##### Exercise passage

In April 2017, Netflix changed their rating system. Instead of rating shows from 1-5, you now have only 2 ratings: up or down. And, the ratings Netflix shows you are NOT what other users have given the show. Instead, the rating Netflix shows you is how much Netflix thinks you’ll like the show.
This sucks. To be more precise, show ratings are now meaningless and useless. This is for 2 reasons:
1. The rating you see is not how others have rated the show. The show might be rated “5” by 90% of viewers, but it shows as “1” for you if Netflix thinks you won’t like it. The reverse is also true. The show could be rated “1” by 90% of viewers but shows as “5” for you if Netflix thinks you’ll like it.
For me personally, Netflix’s algorithm is quite poor. Shows I like often rate as 1, and vice versa. And it makes it impossible to see how others have actually rated a show. This is the underlying arrogance of this rating system: Netflix prevents you from seeing how others actually rated it, instead forces their own algorithm’s ratings on you. It’s like Netflix is saying, “Who are you going to believe: us, or your own lying eyes?”

##########

**Required actions**
1. Answer these from the Netflix ratings passage:
(a) In what month and year did Netflix change its rating system?
(b) How many ratings does the new system offer, and what are they?
(c) How does the writer describe Netflix's algorithm for them personally?
2. Retype the stretch of the Netflix ratings passage from "In April 2017, Netflix" through "you’ll like it.".
Rely only on the Netflix ratings passage for what follows.

##### Record set

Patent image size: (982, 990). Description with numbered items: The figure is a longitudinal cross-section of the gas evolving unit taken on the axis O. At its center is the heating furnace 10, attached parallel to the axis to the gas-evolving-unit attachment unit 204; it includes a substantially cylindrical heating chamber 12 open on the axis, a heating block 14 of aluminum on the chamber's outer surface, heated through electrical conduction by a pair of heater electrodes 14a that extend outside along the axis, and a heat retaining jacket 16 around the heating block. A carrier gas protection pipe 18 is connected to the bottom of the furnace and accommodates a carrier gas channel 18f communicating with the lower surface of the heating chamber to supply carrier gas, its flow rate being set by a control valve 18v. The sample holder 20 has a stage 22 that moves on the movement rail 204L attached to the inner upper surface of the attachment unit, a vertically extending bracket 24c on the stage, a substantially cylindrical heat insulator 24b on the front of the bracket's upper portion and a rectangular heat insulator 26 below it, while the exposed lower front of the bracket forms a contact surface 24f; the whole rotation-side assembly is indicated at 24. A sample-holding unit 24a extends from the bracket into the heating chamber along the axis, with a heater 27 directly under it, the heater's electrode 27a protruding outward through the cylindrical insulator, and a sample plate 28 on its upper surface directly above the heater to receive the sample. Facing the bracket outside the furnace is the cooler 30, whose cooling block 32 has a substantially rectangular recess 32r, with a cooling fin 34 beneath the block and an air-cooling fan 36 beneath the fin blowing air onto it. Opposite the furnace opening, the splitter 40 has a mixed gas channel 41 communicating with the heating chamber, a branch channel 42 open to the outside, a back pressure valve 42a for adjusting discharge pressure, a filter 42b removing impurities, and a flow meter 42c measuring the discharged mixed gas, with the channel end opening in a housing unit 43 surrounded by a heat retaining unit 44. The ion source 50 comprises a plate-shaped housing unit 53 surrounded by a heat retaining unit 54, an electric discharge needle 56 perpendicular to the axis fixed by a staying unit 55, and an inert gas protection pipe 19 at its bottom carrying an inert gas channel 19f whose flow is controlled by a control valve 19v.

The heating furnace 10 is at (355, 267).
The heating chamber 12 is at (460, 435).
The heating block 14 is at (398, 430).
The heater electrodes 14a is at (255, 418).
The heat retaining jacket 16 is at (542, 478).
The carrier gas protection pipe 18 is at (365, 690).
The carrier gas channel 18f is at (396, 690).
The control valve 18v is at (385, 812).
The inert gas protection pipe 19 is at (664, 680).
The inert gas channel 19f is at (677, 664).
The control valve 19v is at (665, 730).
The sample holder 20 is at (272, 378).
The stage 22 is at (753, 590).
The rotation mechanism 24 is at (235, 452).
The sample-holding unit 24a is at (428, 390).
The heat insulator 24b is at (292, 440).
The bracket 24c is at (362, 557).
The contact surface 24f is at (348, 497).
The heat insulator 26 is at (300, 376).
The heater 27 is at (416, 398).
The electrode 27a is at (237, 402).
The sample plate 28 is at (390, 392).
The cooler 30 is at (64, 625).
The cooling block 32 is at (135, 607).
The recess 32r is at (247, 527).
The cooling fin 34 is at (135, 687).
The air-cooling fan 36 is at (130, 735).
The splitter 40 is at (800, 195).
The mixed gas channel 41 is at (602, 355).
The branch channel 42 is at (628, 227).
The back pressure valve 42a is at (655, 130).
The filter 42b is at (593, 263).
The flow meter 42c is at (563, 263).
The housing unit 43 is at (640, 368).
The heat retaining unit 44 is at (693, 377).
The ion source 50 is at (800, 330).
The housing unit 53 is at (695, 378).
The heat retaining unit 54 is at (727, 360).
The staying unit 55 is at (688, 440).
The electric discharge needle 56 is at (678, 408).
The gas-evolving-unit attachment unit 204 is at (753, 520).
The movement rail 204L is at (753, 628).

##########

**Response list**
1.
(a) April 2017
(b) Two: up or down
(c) Quite poor

2.
In April 2017, Netflix changed their rating system. Instead of rating shows from 1-5, you now have only 2 ratings: up or down. And, the ratings Netflix shows you are NOT what other users have given the show. Instead, the rating Netflix shows you is how much Netflix thinks you’ll like the show.
This sucks. To be more precise, show ratings are now meaningless and useless. This is for 2 reasons:
1. The rating you see is not how others have rated the show. The show might be rated “5” by 90% of viewers, but it shows as “1” for you if Netflix thinks you won’t like it. The reverse is also true. The show could be rated “1” by 90% of viewers but shows as “5” for you if Netflix thinks you’ll like it.